Layout dataset entries
**********

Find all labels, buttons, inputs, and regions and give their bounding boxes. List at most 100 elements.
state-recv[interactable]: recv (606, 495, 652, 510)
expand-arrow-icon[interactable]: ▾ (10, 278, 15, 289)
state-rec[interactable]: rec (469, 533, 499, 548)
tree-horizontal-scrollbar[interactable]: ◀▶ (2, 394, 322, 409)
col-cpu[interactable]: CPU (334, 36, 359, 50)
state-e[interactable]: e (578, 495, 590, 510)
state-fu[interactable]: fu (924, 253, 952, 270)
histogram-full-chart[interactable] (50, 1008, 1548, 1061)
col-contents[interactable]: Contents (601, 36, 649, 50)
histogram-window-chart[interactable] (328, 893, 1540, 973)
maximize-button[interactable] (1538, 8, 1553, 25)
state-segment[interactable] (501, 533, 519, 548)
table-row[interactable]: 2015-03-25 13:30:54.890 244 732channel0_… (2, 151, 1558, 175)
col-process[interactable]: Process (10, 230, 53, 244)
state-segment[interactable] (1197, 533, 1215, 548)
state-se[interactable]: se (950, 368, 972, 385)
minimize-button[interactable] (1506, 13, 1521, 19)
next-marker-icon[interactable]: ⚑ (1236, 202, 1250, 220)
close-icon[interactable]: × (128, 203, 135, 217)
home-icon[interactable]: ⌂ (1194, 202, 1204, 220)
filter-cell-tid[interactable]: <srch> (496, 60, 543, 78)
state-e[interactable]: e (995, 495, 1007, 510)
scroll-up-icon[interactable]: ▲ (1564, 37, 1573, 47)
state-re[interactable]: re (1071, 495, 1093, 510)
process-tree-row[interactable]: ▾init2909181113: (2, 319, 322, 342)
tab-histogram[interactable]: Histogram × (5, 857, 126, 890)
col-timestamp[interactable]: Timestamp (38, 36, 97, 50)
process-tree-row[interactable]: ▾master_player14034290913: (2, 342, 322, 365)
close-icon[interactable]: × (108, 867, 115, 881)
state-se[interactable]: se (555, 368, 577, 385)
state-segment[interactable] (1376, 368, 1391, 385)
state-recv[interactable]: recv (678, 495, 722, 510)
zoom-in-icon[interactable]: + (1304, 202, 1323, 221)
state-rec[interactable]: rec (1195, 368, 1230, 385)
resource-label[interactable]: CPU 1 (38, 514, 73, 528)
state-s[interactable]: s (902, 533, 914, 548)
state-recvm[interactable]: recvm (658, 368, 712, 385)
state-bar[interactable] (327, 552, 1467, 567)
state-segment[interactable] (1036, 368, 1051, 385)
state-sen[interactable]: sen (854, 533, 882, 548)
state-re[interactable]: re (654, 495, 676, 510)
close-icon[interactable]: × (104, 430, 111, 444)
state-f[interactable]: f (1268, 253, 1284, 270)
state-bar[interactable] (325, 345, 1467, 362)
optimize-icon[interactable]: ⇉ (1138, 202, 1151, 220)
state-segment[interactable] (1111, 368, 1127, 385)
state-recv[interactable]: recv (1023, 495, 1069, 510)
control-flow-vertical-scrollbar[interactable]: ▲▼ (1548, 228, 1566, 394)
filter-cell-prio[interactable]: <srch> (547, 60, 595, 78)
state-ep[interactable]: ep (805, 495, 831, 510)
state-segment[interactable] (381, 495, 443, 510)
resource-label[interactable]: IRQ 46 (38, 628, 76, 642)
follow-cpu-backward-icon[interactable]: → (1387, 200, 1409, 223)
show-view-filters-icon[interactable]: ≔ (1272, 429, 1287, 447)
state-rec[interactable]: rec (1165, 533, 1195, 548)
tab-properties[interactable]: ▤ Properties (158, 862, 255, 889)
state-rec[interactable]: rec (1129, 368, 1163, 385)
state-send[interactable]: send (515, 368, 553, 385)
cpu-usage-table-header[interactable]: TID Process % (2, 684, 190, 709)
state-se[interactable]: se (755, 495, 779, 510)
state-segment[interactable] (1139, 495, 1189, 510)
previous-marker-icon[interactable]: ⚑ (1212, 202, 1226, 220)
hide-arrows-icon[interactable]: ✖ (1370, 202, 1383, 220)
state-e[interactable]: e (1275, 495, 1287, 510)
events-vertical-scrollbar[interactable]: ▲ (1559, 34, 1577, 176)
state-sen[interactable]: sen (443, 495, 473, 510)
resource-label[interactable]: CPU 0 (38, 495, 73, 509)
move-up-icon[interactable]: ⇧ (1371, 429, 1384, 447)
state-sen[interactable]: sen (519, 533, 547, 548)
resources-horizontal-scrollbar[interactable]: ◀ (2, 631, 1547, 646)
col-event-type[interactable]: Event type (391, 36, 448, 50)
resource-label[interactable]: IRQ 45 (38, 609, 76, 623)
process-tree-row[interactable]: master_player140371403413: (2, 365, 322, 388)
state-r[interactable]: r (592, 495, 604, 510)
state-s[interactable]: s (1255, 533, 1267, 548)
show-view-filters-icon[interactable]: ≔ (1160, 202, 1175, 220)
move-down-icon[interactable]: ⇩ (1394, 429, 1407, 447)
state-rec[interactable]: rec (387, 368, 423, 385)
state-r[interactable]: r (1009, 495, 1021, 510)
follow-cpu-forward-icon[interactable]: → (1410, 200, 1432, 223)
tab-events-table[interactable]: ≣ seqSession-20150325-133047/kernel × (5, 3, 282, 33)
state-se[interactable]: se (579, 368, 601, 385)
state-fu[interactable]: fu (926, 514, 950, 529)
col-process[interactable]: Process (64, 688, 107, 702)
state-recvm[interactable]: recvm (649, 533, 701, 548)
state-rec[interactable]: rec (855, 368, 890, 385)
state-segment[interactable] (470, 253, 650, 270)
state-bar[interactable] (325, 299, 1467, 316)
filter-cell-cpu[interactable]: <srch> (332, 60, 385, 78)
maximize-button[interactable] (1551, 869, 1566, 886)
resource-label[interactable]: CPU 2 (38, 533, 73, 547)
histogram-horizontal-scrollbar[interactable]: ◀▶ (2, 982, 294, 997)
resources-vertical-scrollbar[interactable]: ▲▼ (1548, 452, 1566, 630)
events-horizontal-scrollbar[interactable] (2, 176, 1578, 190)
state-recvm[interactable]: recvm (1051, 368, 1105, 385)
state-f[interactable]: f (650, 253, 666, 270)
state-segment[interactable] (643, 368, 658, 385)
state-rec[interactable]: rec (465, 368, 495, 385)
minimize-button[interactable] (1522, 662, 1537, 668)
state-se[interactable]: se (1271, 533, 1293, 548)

**********

* _INSTRUCTIONS FOR THE TASK_
Return the lines above unchanged, covering every entry.

* _RESULT OF THE TASK_
Find all labels, buttons, inputs, and regions and give their bounding boxes. List at most 100 elements.
state-recv[interactable]: recv (606, 495, 652, 510)
expand-arrow-icon[interactable]: ▾ (10, 278, 15, 289)
state-rec[interactable]: rec (469, 533, 499, 548)
tree-horizontal-scrollbar[interactable]: ◀▶ (2, 394, 322, 409)
col-cpu[interactable]: CPU (334, 36, 359, 50)
state-e[interactable]: e (578, 495, 590, 510)
state-fu[interactable]: fu (924, 253, 952, 270)
histogram-full-chart[interactable] (50, 1008, 1548, 1061)
col-contents[interactable]: Contents (601, 36, 649, 50)
histogram-window-chart[interactable] (328, 893, 1540, 973)
maximize-button[interactable] (1538, 8, 1553, 25)
state-segment[interactable] (501, 533, 519, 548)
table-row[interactable]: 2015-03-25 13:30:54.890 244 732channel0_… (2, 151, 1558, 175)
col-process[interactable]: Process (10, 230, 53, 244)
state-segment[interactable] (1197, 533, 1215, 548)
state-se[interactable]: se (950, 368, 972, 385)
minimize-button[interactable] (1506, 13, 1521, 19)
next-marker-icon[interactable]: ⚑ (1236, 202, 1250, 220)
close-icon[interactable]: × (128, 203, 135, 217)
home-icon[interactable]: ⌂ (1194, 202, 1204, 220)
filter-cell-tid[interactable]: <srch> (496, 60, 543, 78)
state-e[interactable]: e (995, 495, 1007, 510)
scroll-up-icon[interactable]: ▲ (1564, 37, 1573, 47)
state-re[interactable]: re (1071, 495, 1093, 510)
process-tree-row[interactable]: ▾init2909181113: (2, 319, 322, 342)
tab-histogram[interactable]: Histogram × (5, 857, 126, 890)
col-timestamp[interactable]: Timestamp (38, 36, 97, 50)
process-tree-row[interactable]: ▾master_player14034290913: (2, 342, 322, 365)
close-icon[interactable]: × (108, 867, 115, 881)
state-se[interactable]: se (555, 368, 577, 385)
state-segment[interactable] (1376, 368, 1391, 385)
state-recv[interactable]: recv (678, 495, 722, 510)
zoom-in-icon[interactable]: + (1304, 202, 1323, 221)
state-rec[interactable]: rec (1195, 368, 1230, 385)
resource-label[interactable]: CPU 1 (38, 514, 73, 528)
state-s[interactable]: s (902, 533, 914, 548)
state-recvm[interactable]: recvm (658, 368, 712, 385)
state-bar[interactable] (327, 552, 1467, 567)
state-segment[interactable] (1036, 368, 1051, 385)
state-sen[interactable]: sen (854, 533, 882, 548)
state-re[interactable]: re (654, 495, 676, 510)
close-icon[interactable]: × (104, 430, 111, 444)
state-f[interactable]: f (1268, 253, 1284, 270)
state-bar[interactable] (325, 345, 1467, 362)
optimize-icon[interactable]: ⇉ (1138, 202, 1151, 220)
state-segment[interactable] (1111, 368, 1127, 385)
state-recv[interactable]: recv (1023, 495, 1069, 510)
control-flow-vertical-scrollbar[interactable]: ▲▼ (1548, 228, 1566, 394)
filter-cell-prio[interactable]: <srch> (547, 60, 595, 78)
state-ep[interactable]: ep (805, 495, 831, 510)
state-segment[interactable] (381, 495, 443, 510)
resource-label[interactable]: IRQ 46 (38, 628, 76, 642)
follow-cpu-backward-icon[interactable]: → (1387, 200, 1409, 223)
show-view-filters-icon[interactable]: ≔ (1272, 429, 1287, 447)
state-rec[interactable]: rec (1165, 533, 1195, 548)
tab-properties[interactable]: ▤ Properties (158, 862, 255, 889)
state-rec[interactable]: rec (1129, 368, 1163, 385)
state-send[interactable]: send (515, 368, 553, 385)
cpu-usage-table-header[interactable]: TID Process % (2, 684, 190, 709)
state-se[interactable]: se (755, 495, 779, 510)
state-segment[interactable] (1139, 495, 1189, 510)
previous-marker-icon[interactable]: ⚑ (1212, 202, 1226, 220)
hide-arrows-icon[interactable]: ✖ (1370, 202, 1383, 220)
state-e[interactable]: e (1275, 495, 1287, 510)
events-vertical-scrollbar[interactable]: ▲ (1559, 34, 1577, 176)
state-sen[interactable]: sen (443, 495, 473, 510)
resource-label[interactable]: CPU 0 (38, 495, 73, 509)
move-up-icon[interactable]: ⇧ (1371, 429, 1384, 447)
state-sen[interactable]: sen (519, 533, 547, 548)
resources-horizontal-scrollbar[interactable]: ◀ (2, 631, 1547, 646)
col-event-type[interactable]: Event type (391, 36, 448, 50)
resource-label[interactable]: IRQ 45 (38, 609, 76, 623)
process-tree-row[interactable]: master_player140371403413: (2, 365, 322, 388)
state-r[interactable]: r (592, 495, 604, 510)
state-s[interactable]: s (1255, 533, 1267, 548)
show-view-filters-icon[interactable]: ≔ (1160, 202, 1175, 220)
move-down-icon[interactable]: ⇩ (1394, 429, 1407, 447)
state-rec[interactable]: rec (387, 368, 423, 385)
state-r[interactable]: r (1009, 495, 1021, 510)
follow-cpu-forward-icon[interactable]: → (1410, 200, 1432, 223)
tab-events-table[interactable]: ≣ seqSession-20150325-133047/kernel × (5, 3, 282, 33)
state-se[interactable]: se (579, 368, 601, 385)
state-fu[interactable]: fu (926, 514, 950, 529)
col-process[interactable]: Process (64, 688, 107, 702)
state-recvm[interactable]: recvm (649, 533, 701, 548)
state-rec[interactable]: rec (855, 368, 890, 385)
state-segment[interactable] (470, 253, 650, 270)
state-bar[interactable] (325, 299, 1467, 316)
filter-cell-cpu[interactable]: <srch> (332, 60, 385, 78)
maximize-button[interactable] (1551, 869, 1566, 886)
resource-label[interactable]: CPU 2 (38, 533, 73, 547)
histogram-horizontal-scrollbar[interactable]: ◀▶ (2, 982, 294, 997)
resources-vertical-scrollbar[interactable]: ▲▼ (1548, 452, 1566, 630)
events-horizontal-scrollbar[interactable] (2, 176, 1578, 190)
state-recvm[interactable]: recvm (1051, 368, 1105, 385)
state-f[interactable]: f (650, 253, 666, 270)
state-segment[interactable] (643, 368, 658, 385)
state-rec[interactable]: rec (465, 368, 495, 385)
minimize-button[interactable] (1522, 662, 1537, 668)
state-se[interactable]: se (1271, 533, 1293, 548)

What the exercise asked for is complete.